Stated task:
Below is a block of records; return all of them exactly, but without the images.

Extracted records:

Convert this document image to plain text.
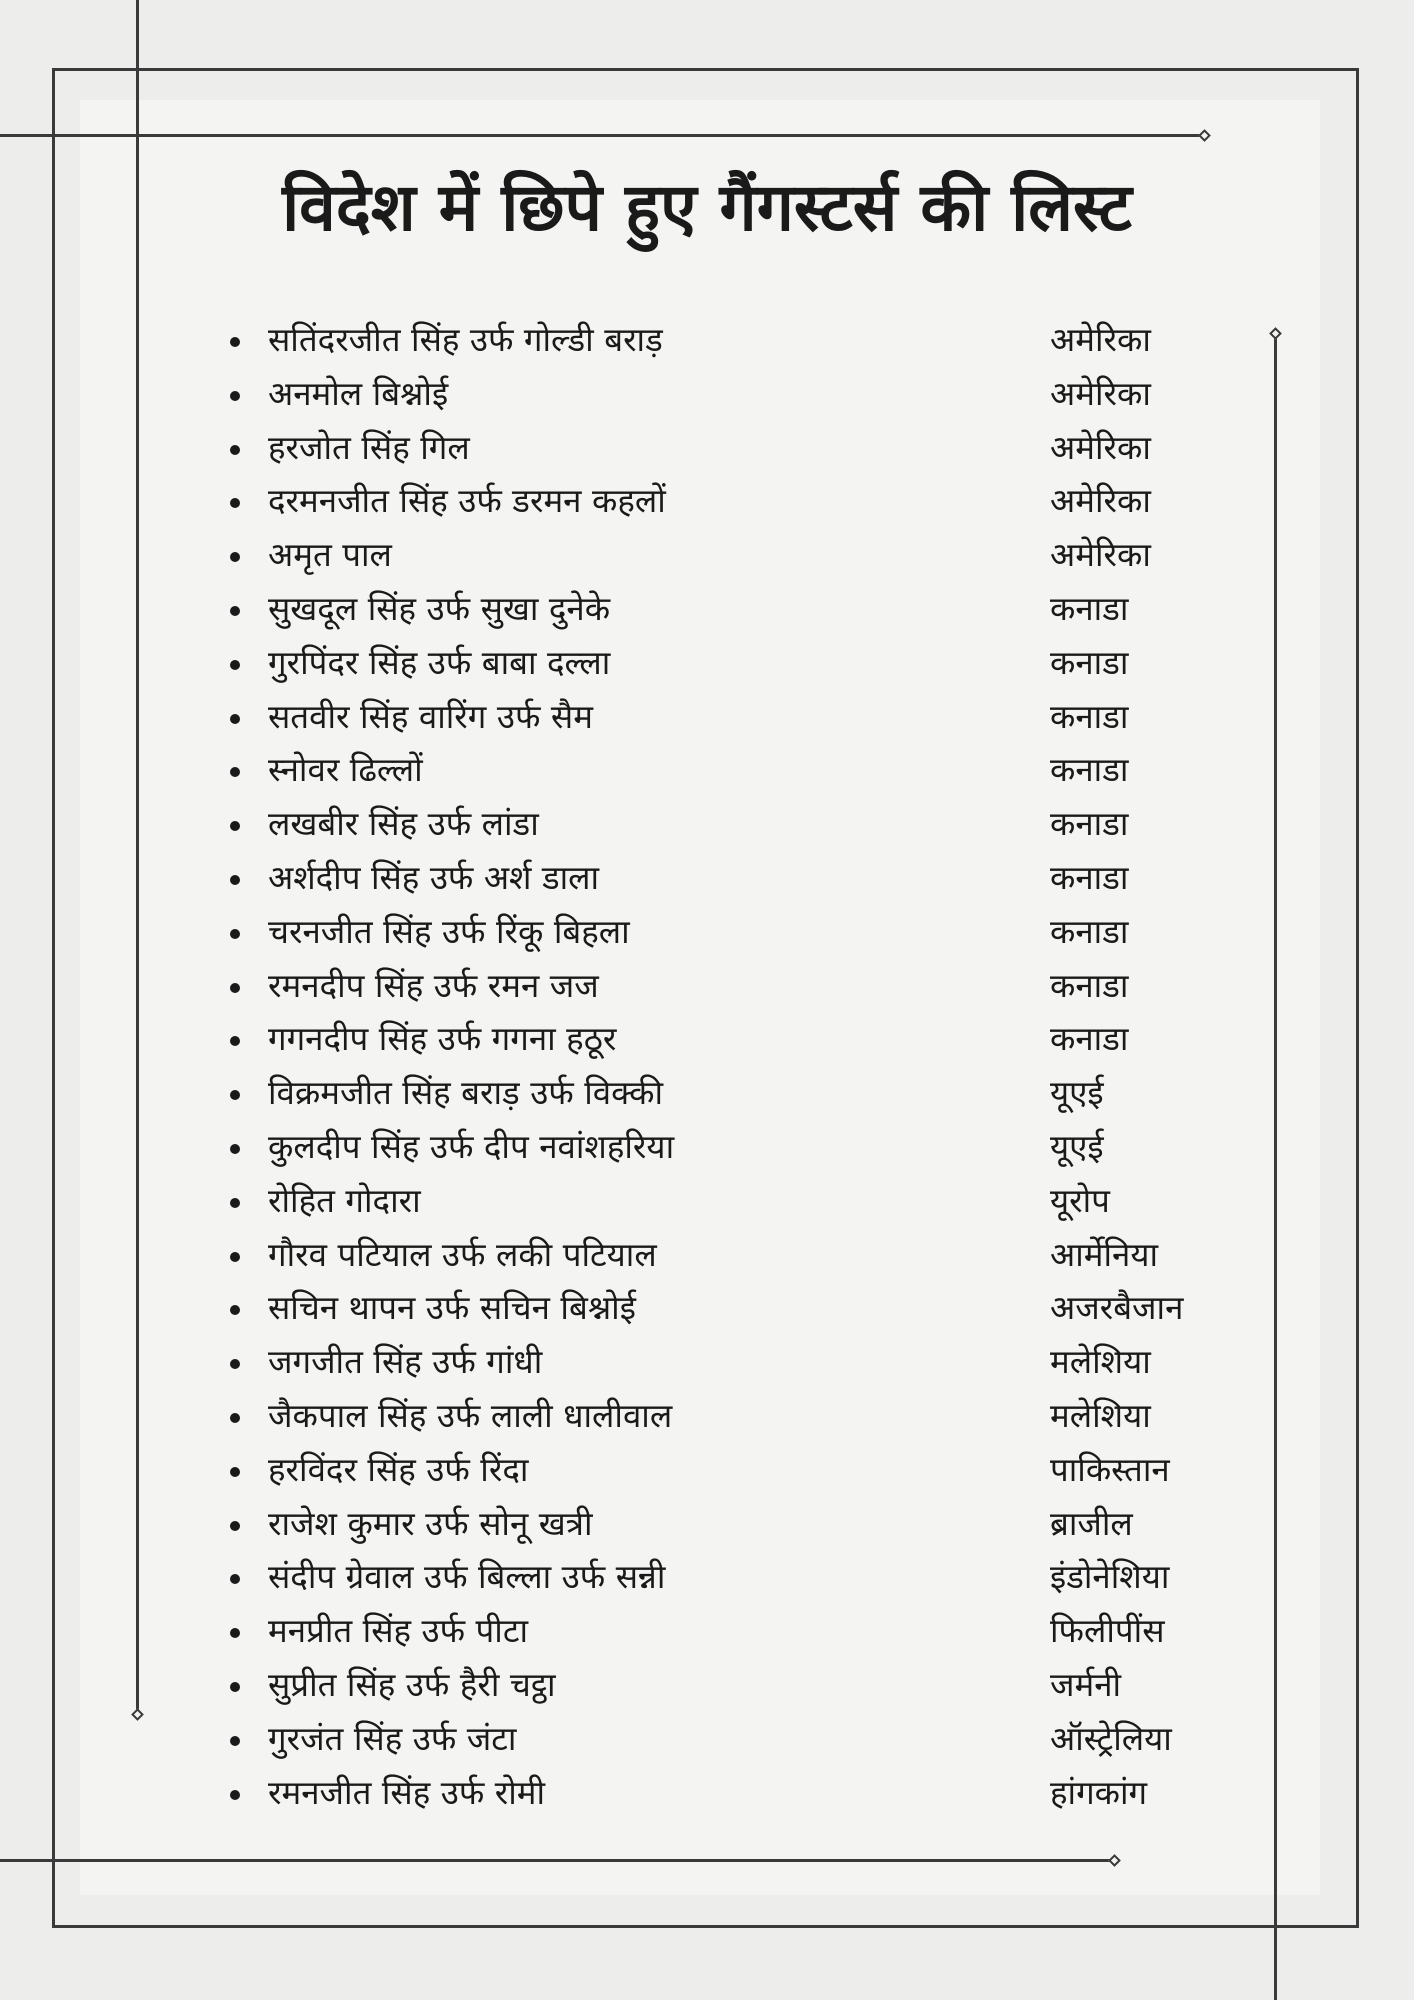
विदेश में छिपे हुए गैंगस्टर्स की लिस्ट
सतिंदरजीत सिंह उर्फ गोल्डी बराड़	अमेरिका
अनमोल बिश्नोई	अमेरिका
हरजोत सिंह गिल	अमेरिका
दरमनजीत सिंह उर्फ डरमन कहलों	अमेरिका
अमृत पाल	अमेरिका
सुखदूल सिंह उर्फ सुखा दुनेके	कनाडा
गुरपिंदर सिंह उर्फ बाबा दल्ला	कनाडा
सतवीर सिंह वारिंग उर्फ सैम	कनाडा
स्नोवर ढिल्लों	कनाडा
लखबीर सिंह उर्फ लांडा	कनाडा
अर्शदीप सिंह उर्फ अर्श डाला	कनाडा
चरनजीत सिंह उर्फ रिंकू बिहला	कनाडा
रमनदीप सिंह उर्फ रमन जज	कनाडा
गगनदीप सिंह उर्फ गगना हठूर	कनाडा
विक्रमजीत सिंह बराड़ उर्फ विक्की	यूएई
कुलदीप सिंह उर्फ दीप नवांशहरिया	यूएई
रोहित गोदारा	यूरोप
गौरव पटियाल उर्फ लकी पटियाल	आर्मेनिया
सचिन थापन उर्फ सचिन बिश्नोई	अजरबैजान
जगजीत सिंह उर्फ गांधी	मलेशिया
जैकपाल सिंह उर्फ लाली धालीवाल	मलेशिया
हरविंदर सिंह उर्फ रिंदा	पाकिस्तान
राजेश कुमार उर्फ सोनू खत्री	ब्राजील
संदीप ग्रेवाल उर्फ बिल्ला उर्फ सन्नी	इंडोनेशिया
मनप्रीत सिंह उर्फ पीटा	फिलीपींस
सुप्रीत सिंह उर्फ हैरी चट्ठा	जर्मनी
गुरजंत सिंह उर्फ जंटा	ऑस्ट्रेलिया
रमनजीत सिंह उर्फ रोमी	हांगकांग
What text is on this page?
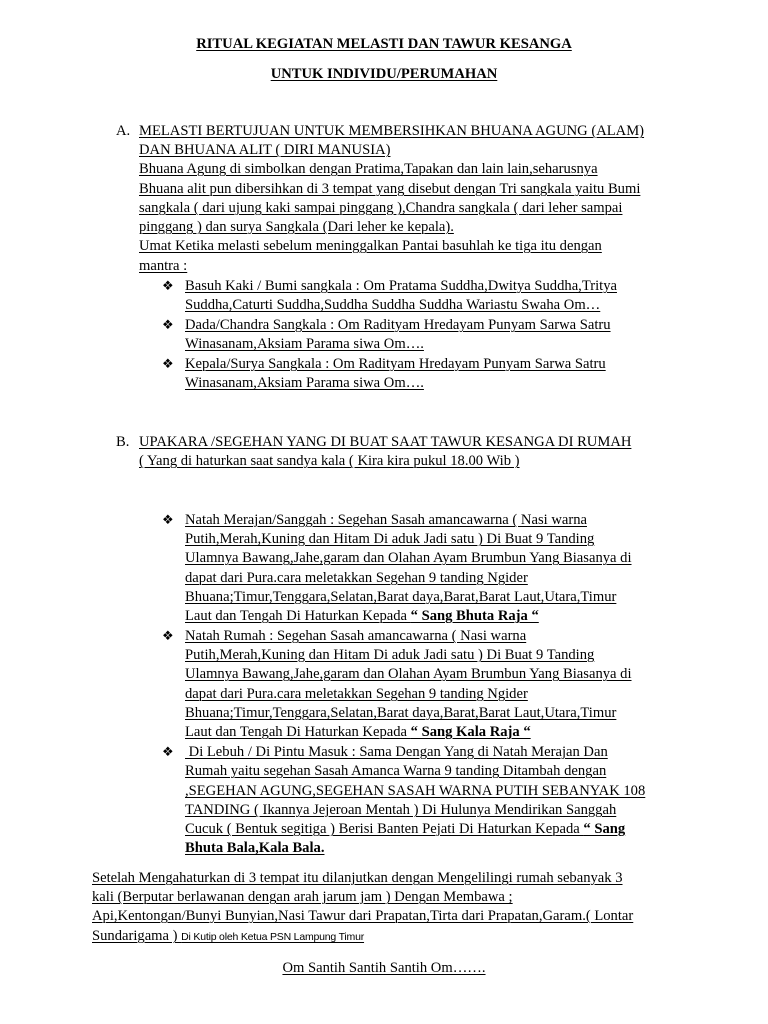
RITUAL KEGIATAN MELASTI DAN TAWUR KESANGA
UNTUK INDIVIDU/PERUMAHAN
A. MELASTI BERTUJUAN UNTUK MEMBERSIHKAN BHUANA AGUNG (ALAM)
DAN BHUANA ALIT ( DIRI MANUSIA)
Bhuana Agung di simbolkan dengan Pratima,Tapakan dan lain lain,seharusnya
Bhuana alit pun dibersihkan di 3 tempat yang disebut dengan Tri sangkala yaitu Bumi
sangkala ( dari ujung kaki sampai pinggang ),Chandra sangkala ( dari leher sampai
pinggang ) dan surya Sangkala (Dari leher ke kepala).
Umat Ketika melasti sebelum meninggalkan Pantai basuhlah ke tiga itu dengan
mantra :
❖ Basuh Kaki / Bumi sangkala : Om Pratama Suddha,Dwitya Suddha,Tritya
Suddha,Caturti Suddha,Suddha Suddha Suddha Wariastu Swaha Om…
❖ Dada/Chandra Sangkala : Om Radityam Hredayam Punyam Sarwa Satru
Winasanam,Aksiam Parama siwa Om….
❖ Kepala/Surya Sangkala : Om Radityam Hredayam Punyam Sarwa Satru
Winasanam,Aksiam Parama siwa Om….
B. UPAKARA /SEGEHAN YANG DI BUAT SAAT TAWUR KESANGA DI RUMAH
( Yang di haturkan saat sandya kala ( Kira kira pukul 18.00 Wib )
❖ Natah Merajan/Sanggah : Segehan Sasah amancawarna ( Nasi warna
Putih,Merah,Kuning dan Hitam Di aduk Jadi satu ) Di Buat 9 Tanding
Ulamnya Bawang,Jahe,garam dan Olahan Ayam Brumbun Yang Biasanya di
dapat dari Pura.cara meletakkan Segehan 9 tanding Ngider
Bhuana;Timur,Tenggara,Selatan,Barat daya,Barat,Barat Laut,Utara,Timur
Laut dan Tengah Di Haturkan Kepada “ Sang Bhuta Raja “
❖ Natah Rumah : Segehan Sasah amancawarna ( Nasi warna
Putih,Merah,Kuning dan Hitam Di aduk Jadi satu ) Di Buat 9 Tanding
Ulamnya Bawang,Jahe,garam dan Olahan Ayam Brumbun Yang Biasanya di
dapat dari Pura.cara meletakkan Segehan 9 tanding Ngider
Bhuana;Timur,Tenggara,Selatan,Barat daya,Barat,Barat Laut,Utara,Timur
Laut dan Tengah Di Haturkan Kepada “ Sang Kala Raja “
❖ Di Lebuh / Di Pintu Masuk : Sama Dengan Yang di Natah Merajan Dan
Rumah yaitu segehan Sasah Amanca Warna 9 tanding Ditambah dengan
,SEGEHAN AGUNG,SEGEHAN SASAH WARNA PUTIH SEBANYAK 108
TANDING ( Ikannya Jejeroan Mentah ) Di Hulunya Mendirikan Sanggah
Cucuk ( Bentuk segitiga ) Berisi Banten Pejati Di Haturkan Kepada “ Sang
Bhuta Bala,Kala Bala.
Setelah Mengahaturkan di 3 tempat itu dilanjutkan dengan Mengelilingi rumah sebanyak 3
kali (Berputar berlawanan dengan arah jarum jam ) Dengan Membawa ;
Api,Kentongan/Bunyi Bunyian,Nasi Tawur dari Prapatan,Tirta dari Prapatan,Garam.( Lontar
Sundarigama ) Di Kutip oleh Ketua PSN Lampung Timur
Om Santih Santih Santih Om…….
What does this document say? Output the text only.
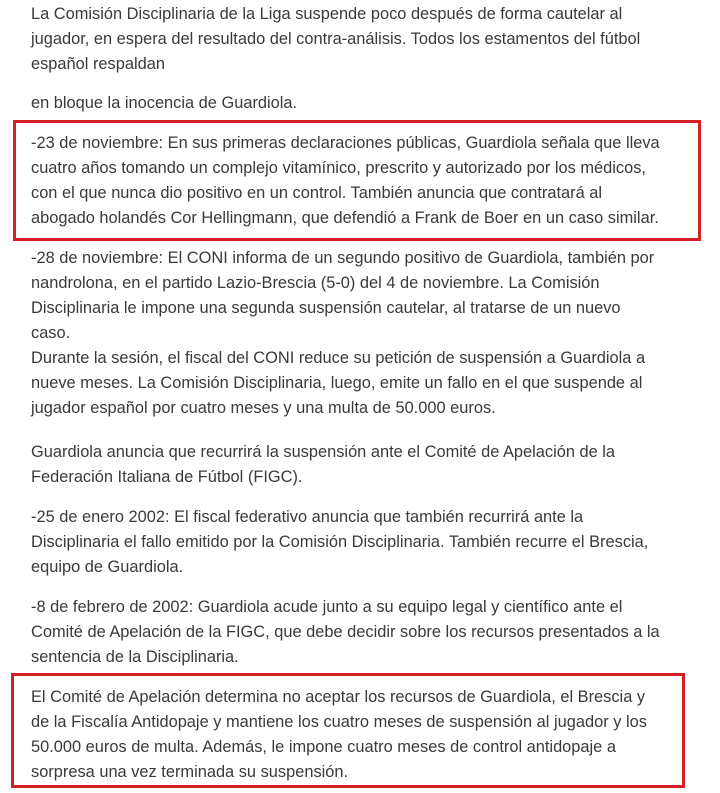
La Comisión Disciplinaria de la Liga suspende poco después de forma cautelar al
jugador, en espera del resultado del contra-análisis. Todos los estamentos del fútbol
español respaldan

en bloque la inocencia de Guardiola.

-23 de noviembre: En sus primeras declaraciones públicas, Guardiola señala que lleva
cuatro años tomando un complejo vitamínico, prescrito y autorizado por los médicos,
con el que nunca dio positivo en un control. También anuncia que contratará al
abogado holandés Cor Hellingmann, que defendió a Frank de Boer en un caso similar.

-28 de noviembre: El CONI informa de un segundo positivo de Guardiola, también por
nandrolona, en el partido Lazio-Brescia (5-0) del 4 de noviembre. La Comisión
Disciplinaria le impone una segunda suspensión cautelar, al tratarse de un nuevo
caso.
Durante la sesión, el fiscal del CONI reduce su petición de suspensión a Guardiola a
nueve meses. La Comisión Disciplinaria, luego, emite un fallo en el que suspende al
jugador español por cuatro meses y una multa de 50.000 euros.

Guardiola anuncia que recurrirá la suspensión ante el Comité de Apelación de la
Federación Italiana de Fútbol (FIGC).

-25 de enero 2002: El fiscal federativo anuncia que también recurrirá ante la
Disciplinaria el fallo emitido por la Comisión Disciplinaria. También recurre el Brescia,
equipo de Guardiola.

-8 de febrero de 2002: Guardiola acude junto a su equipo legal y científico ante el
Comité de Apelación de la FIGC, que debe decidir sobre los recursos presentados a la
sentencia de la Disciplinaria.

El Comité de Apelación determina no aceptar los recursos de Guardiola, el Brescia y
de la Fiscalía Antidopaje y mantiene los cuatro meses de suspensión al jugador y los
50.000 euros de multa. Además, le impone cuatro meses de control antidopaje a
sorpresa una vez terminada su suspensión.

Solution:
Convert this document image to plain text.
विदेश में छिपे हुए गैंगस्टर्स की लिस्ट
सतिंदरजीत सिंह उर्फ गोल्डी बराड़	अमेरिका
अनमोल बिश्नोई	अमेरिका
हरजोत सिंह गिल	अमेरिका
दरमनजीत सिंह उर्फ डरमन कहलों	अमेरिका
अमृत पाल	अमेरिका
सुखदूल सिंह उर्फ सुखा दुनेके	कनाडा
गुरपिंदर सिंह उर्फ बाबा दल्ला	कनाडा
सतवीर सिंह वारिंग उर्फ सैम	कनाडा
स्नोवर ढिल्लों	कनाडा
लखबीर सिंह उर्फ लांडा	कनाडा
अर्शदीप सिंह उर्फ अर्श डाला	कनाडा
चरनजीत सिंह उर्फ रिंकू बिहला	कनाडा
रमनदीप सिंह उर्फ रमन जज	कनाडा
गगनदीप सिंह उर्फ गगना हठूर	कनाडा
विक्रमजीत सिंह बराड़ उर्फ विक्की	यूएई
कुलदीप सिंह उर्फ दीप नवांशहरिया	यूएई
रोहित गोदारा	यूरोप
गौरव पटियाल उर्फ लकी पटियाल	आर्मेनिया
सचिन थापन उर्फ सचिन बिश्नोई	अजरबैजान
जगजीत सिंह उर्फ गांधी	मलेशिया
जैकपाल सिंह उर्फ लाली धालीवाल	मलेशिया
हरविंदर सिंह उर्फ रिंदा	पाकिस्तान
राजेश कुमार उर्फ सोनू खत्री	ब्राजील
संदीप ग्रेवाल उर्फ बिल्ला उर्फ सन्नी	इंडोनेशिया
मनप्रीत सिंह उर्फ पीटा	फिलीपींस
सुप्रीत सिंह उर्फ हैरी चट्ठा	जर्मनी
गुरजंत सिंह उर्फ जंटा	ऑस्ट्रेलिया
रमनजीत सिंह उर्फ रोमी	हांगकांग
What text is on this page?
RITUAL KEGIATAN MELASTI DAN TAWUR KESANGA
UNTUK INDIVIDU/PERUMAHAN
A. MELASTI BERTUJUAN UNTUK MEMBERSIHKAN BHUANA AGUNG (ALAM)
DAN BHUANA ALIT ( DIRI MANUSIA)
Bhuana Agung di simbolkan dengan Pratima,Tapakan dan lain lain,seharusnya
Bhuana alit pun dibersihkan di 3 tempat yang disebut dengan Tri sangkala yaitu Bumi
sangkala ( dari ujung kaki sampai pinggang ),Chandra sangkala ( dari leher sampai
pinggang ) dan surya Sangkala (Dari leher ke kepala).
Umat Ketika melasti sebelum meninggalkan Pantai basuhlah ke tiga itu dengan
mantra :
❖ Basuh Kaki / Bumi sangkala : Om Pratama Suddha,Dwitya Suddha,Tritya
Suddha,Caturti Suddha,Suddha Suddha Suddha Wariastu Swaha Om…
❖ Dada/Chandra Sangkala : Om Radityam Hredayam Punyam Sarwa Satru
Winasanam,Aksiam Parama siwa Om….
❖ Kepala/Surya Sangkala : Om Radityam Hredayam Punyam Sarwa Satru
Winasanam,Aksiam Parama siwa Om….
B. UPAKARA /SEGEHAN YANG DI BUAT SAAT TAWUR KESANGA DI RUMAH
( Yang di haturkan saat sandya kala ( Kira kira pukul 18.00 Wib )
❖ Natah Merajan/Sanggah : Segehan Sasah amancawarna ( Nasi warna
Putih,Merah,Kuning dan Hitam Di aduk Jadi satu ) Di Buat 9 Tanding
Ulamnya Bawang,Jahe,garam dan Olahan Ayam Brumbun Yang Biasanya di
dapat dari Pura.cara meletakkan Segehan 9 tanding Ngider
Bhuana;Timur,Tenggara,Selatan,Barat daya,Barat,Barat Laut,Utara,Timur
Laut dan Tengah Di Haturkan Kepada “ Sang Bhuta Raja “
❖ Natah Rumah : Segehan Sasah amancawarna ( Nasi warna
Putih,Merah,Kuning dan Hitam Di aduk Jadi satu ) Di Buat 9 Tanding
Ulamnya Bawang,Jahe,garam dan Olahan Ayam Brumbun Yang Biasanya di
dapat dari Pura.cara meletakkan Segehan 9 tanding Ngider
Bhuana;Timur,Tenggara,Selatan,Barat daya,Barat,Barat Laut,Utara,Timur
Laut dan Tengah Di Haturkan Kepada “ Sang Kala Raja “
❖ Di Lebuh / Di Pintu Masuk : Sama Dengan Yang di Natah Merajan Dan
Rumah yaitu segehan Sasah Amanca Warna 9 tanding Ditambah dengan
,SEGEHAN AGUNG,SEGEHAN SASAH WARNA PUTIH SEBANYAK 108
TANDING ( Ikannya Jejeroan Mentah ) Di Hulunya Mendirikan Sanggah
Cucuk ( Bentuk segitiga ) Berisi Banten Pejati Di Haturkan Kepada “ Sang
Bhuta Bala,Kala Bala.
Setelah Mengahaturkan di 3 tempat itu dilanjutkan dengan Mengelilingi rumah sebanyak 3
kali (Berputar berlawanan dengan arah jarum jam ) Dengan Membawa ;
Api,Kentongan/Bunyi Bunyian,Nasi Tawur dari Prapatan,Tirta dari Prapatan,Garam.( Lontar
Sundarigama ) Di Kutip oleh Ketua PSN Lampung Timur
Om Santih Santih Santih Om…….
What does this document say? Output the text only.
La Comisión Disciplinaria de la Liga suspende poco después de forma cautelar al
jugador, en espera del resultado del contra-análisis. Todos los estamentos del fútbol
español respaldan

en bloque la inocencia de Guardiola.

-23 de noviembre: En sus primeras declaraciones públicas, Guardiola señala que lleva
cuatro años tomando un complejo vitamínico, prescrito y autorizado por los médicos,
con el que nunca dio positivo en un control. También anuncia que contratará al
abogado holandés Cor Hellingmann, que defendió a Frank de Boer en un caso similar.

-28 de noviembre: El CONI informa de un segundo positivo de Guardiola, también por
nandrolona, en el partido Lazio-Brescia (5-0) del 4 de noviembre. La Comisión
Disciplinaria le impone una segunda suspensión cautelar, al tratarse de un nuevo
caso.
Durante la sesión, el fiscal del CONI reduce su petición de suspensión a Guardiola a
nueve meses. La Comisión Disciplinaria, luego, emite un fallo en el que suspende al
jugador español por cuatro meses y una multa de 50.000 euros.

Guardiola anuncia que recurrirá la suspensión ante el Comité de Apelación de la
Federación Italiana de Fútbol (FIGC).

-25 de enero 2002: El fiscal federativo anuncia que también recurrirá ante la
Disciplinaria el fallo emitido por la Comisión Disciplinaria. También recurre el Brescia,
equipo de Guardiola.

-8 de febrero de 2002: Guardiola acude junto a su equipo legal y científico ante el
Comité de Apelación de la FIGC, que debe decidir sobre los recursos presentados a la
sentencia de la Disciplinaria.

El Comité de Apelación determina no aceptar los recursos de Guardiola, el Brescia y
de la Fiscalía Antidopaje y mantiene los cuatro meses de suspensión al jugador y los
50.000 euros de multa. Además, le impone cuatro meses de control antidopaje a
sorpresa una vez terminada su suspensión.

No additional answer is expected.